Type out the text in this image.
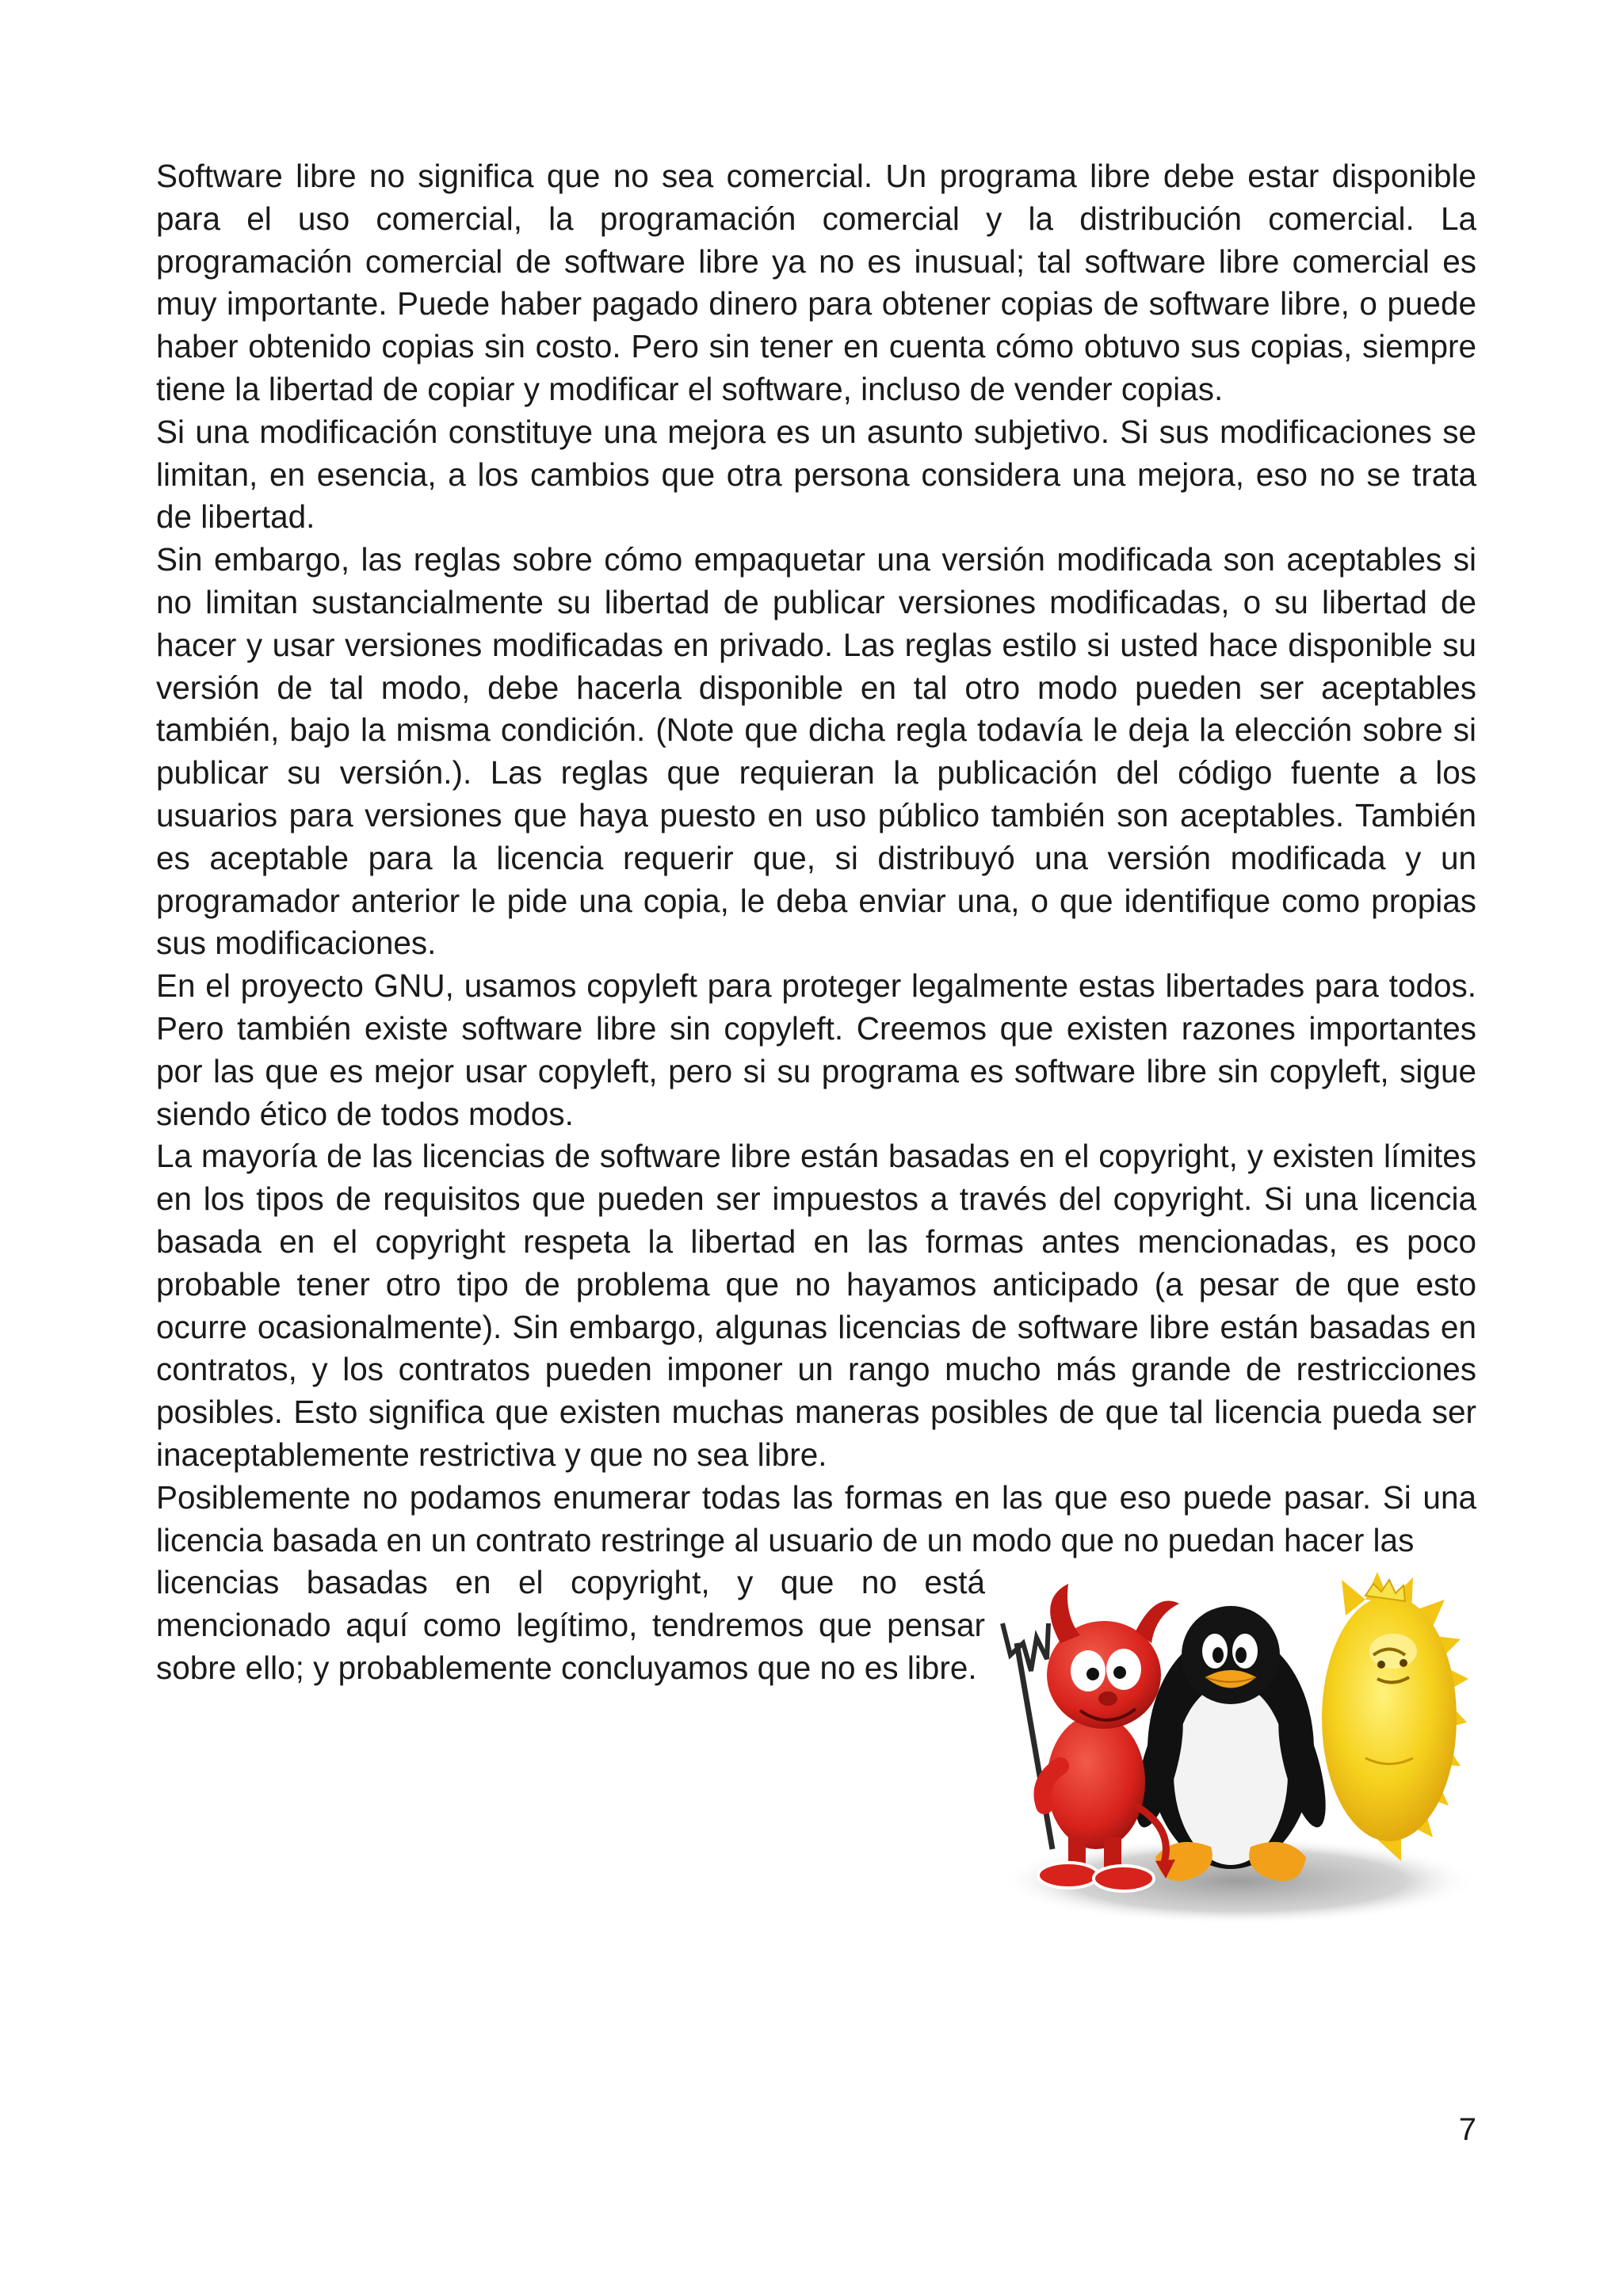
Software libre no significa que no sea comercial. Un programa libre debe estar disponible para el uso comercial, la programación comercial y la distribución comercial. La programación comercial de software libre ya no es inusual; tal software libre comercial es muy importante. Puede haber pagado dinero para obtener copias de software libre, o puede haber obtenido copias sin costo. Pero sin tener en cuenta cómo obtuvo sus copias, siempre tiene la libertad de copiar y modificar el software, incluso de vender copias.

Si una modificación constituye una mejora es un asunto subjetivo. Si sus modificaciones se limitan, en esencia, a los cambios que otra persona considera una mejora, eso no se trata de libertad.

Sin embargo, las reglas sobre cómo empaquetar una versión modificada son aceptables si no limitan sustancialmente su libertad de publicar versiones modificadas, o su libertad de hacer y usar versiones modificadas en privado. Las reglas estilo si usted hace disponible su versión de tal modo, debe hacerla disponible en tal otro modo pueden ser aceptables también, bajo la misma condición. (Note que dicha regla todavía le deja la elección sobre si publicar su versión.). Las reglas que requieran la publicación del código fuente a los usuarios para versiones que haya puesto en uso público también son aceptables. También es aceptable para la licencia requerir que, si distribuyó una versión modificada y un programador anterior le pide una copia, le deba enviar una, o que identifique como propias sus modificaciones.

En el proyecto GNU, usamos copyleft para proteger legalmente estas libertades para todos. Pero también existe software libre sin copyleft. Creemos que existen razones importantes por las que es mejor usar copyleft, pero si su programa es software libre sin copyleft, sigue siendo ético de todos modos.

La mayoría de las licencias de software libre están basadas en el copyright, y existen límites en los tipos de requisitos que pueden ser impuestos a través del copyright. Si una licencia basada en el copyright respeta la libertad en las formas antes mencionadas, es poco probable tener otro tipo de problema que no hayamos anticipado (a pesar de que esto ocurre ocasionalmente). Sin embargo, algunas licencias de software libre están basadas en contratos, y los contratos pueden imponer un rango mucho más grande de restricciones posibles. Esto significa que existen muchas maneras posibles de que tal licencia pueda ser inaceptablemente restrictiva y que no sea libre.

Posiblemente no podamos enumerar todas las formas en las que eso puede pasar. Si una licencia basada en un contrato restringe al usuario de un modo que no puedan hacer las

licencias basadas en el copyright, y que no está mencionado aquí como legítimo, tendremos que pensar sobre ello; y probablemente concluyamos que no es libre.

7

+++

• [Written task]: Leave out the pictures and return every record word for word.

• [Reply to the exercise]:
Type out the text in this image.
Software libre no significa que no sea comercial. Un programa libre debe estar disponible para el uso comercial, la programación comercial y la distribución comercial. La programación comercial de software libre ya no es inusual; tal software libre comercial es muy importante. Puede haber pagado dinero para obtener copias de software libre, o puede haber obtenido copias sin costo. Pero sin tener en cuenta cómo obtuvo sus copias, siempre tiene la libertad de copiar y modificar el software, incluso de vender copias.

Si una modificación constituye una mejora es un asunto subjetivo. Si sus modificaciones se limitan, en esencia, a los cambios que otra persona considera una mejora, eso no se trata de libertad.

Sin embargo, las reglas sobre cómo empaquetar una versión modificada son aceptables si no limitan sustancialmente su libertad de publicar versiones modificadas, o su libertad de hacer y usar versiones modificadas en privado. Las reglas estilo si usted hace disponible su versión de tal modo, debe hacerla disponible en tal otro modo pueden ser aceptables también, bajo la misma condición. (Note que dicha regla todavía le deja la elección sobre si publicar su versión.). Las reglas que requieran la publicación del código fuente a los usuarios para versiones que haya puesto en uso público también son aceptables. También es aceptable para la licencia requerir que, si distribuyó una versión modificada y un programador anterior le pide una copia, le deba enviar una, o que identifique como propias sus modificaciones.

En el proyecto GNU, usamos copyleft para proteger legalmente estas libertades para todos. Pero también existe software libre sin copyleft. Creemos que existen razones importantes por las que es mejor usar copyleft, pero si su programa es software libre sin copyleft, sigue siendo ético de todos modos.

La mayoría de las licencias de software libre están basadas en el copyright, y existen límites en los tipos de requisitos que pueden ser impuestos a través del copyright. Si una licencia basada en el copyright respeta la libertad en las formas antes mencionadas, es poco probable tener otro tipo de problema que no hayamos anticipado (a pesar de que esto ocurre ocasionalmente). Sin embargo, algunas licencias de software libre están basadas en contratos, y los contratos pueden imponer un rango mucho más grande de restricciones posibles. Esto significa que existen muchas maneras posibles de que tal licencia pueda ser inaceptablemente restrictiva y que no sea libre.

Posiblemente no podamos enumerar todas las formas en las que eso puede pasar. Si una licencia basada en un contrato restringe al usuario de un modo que no puedan hacer las

licencias basadas en el copyright, y que no está mencionado aquí como legítimo, tendremos que pensar sobre ello; y probablemente concluyamos que no es libre.

7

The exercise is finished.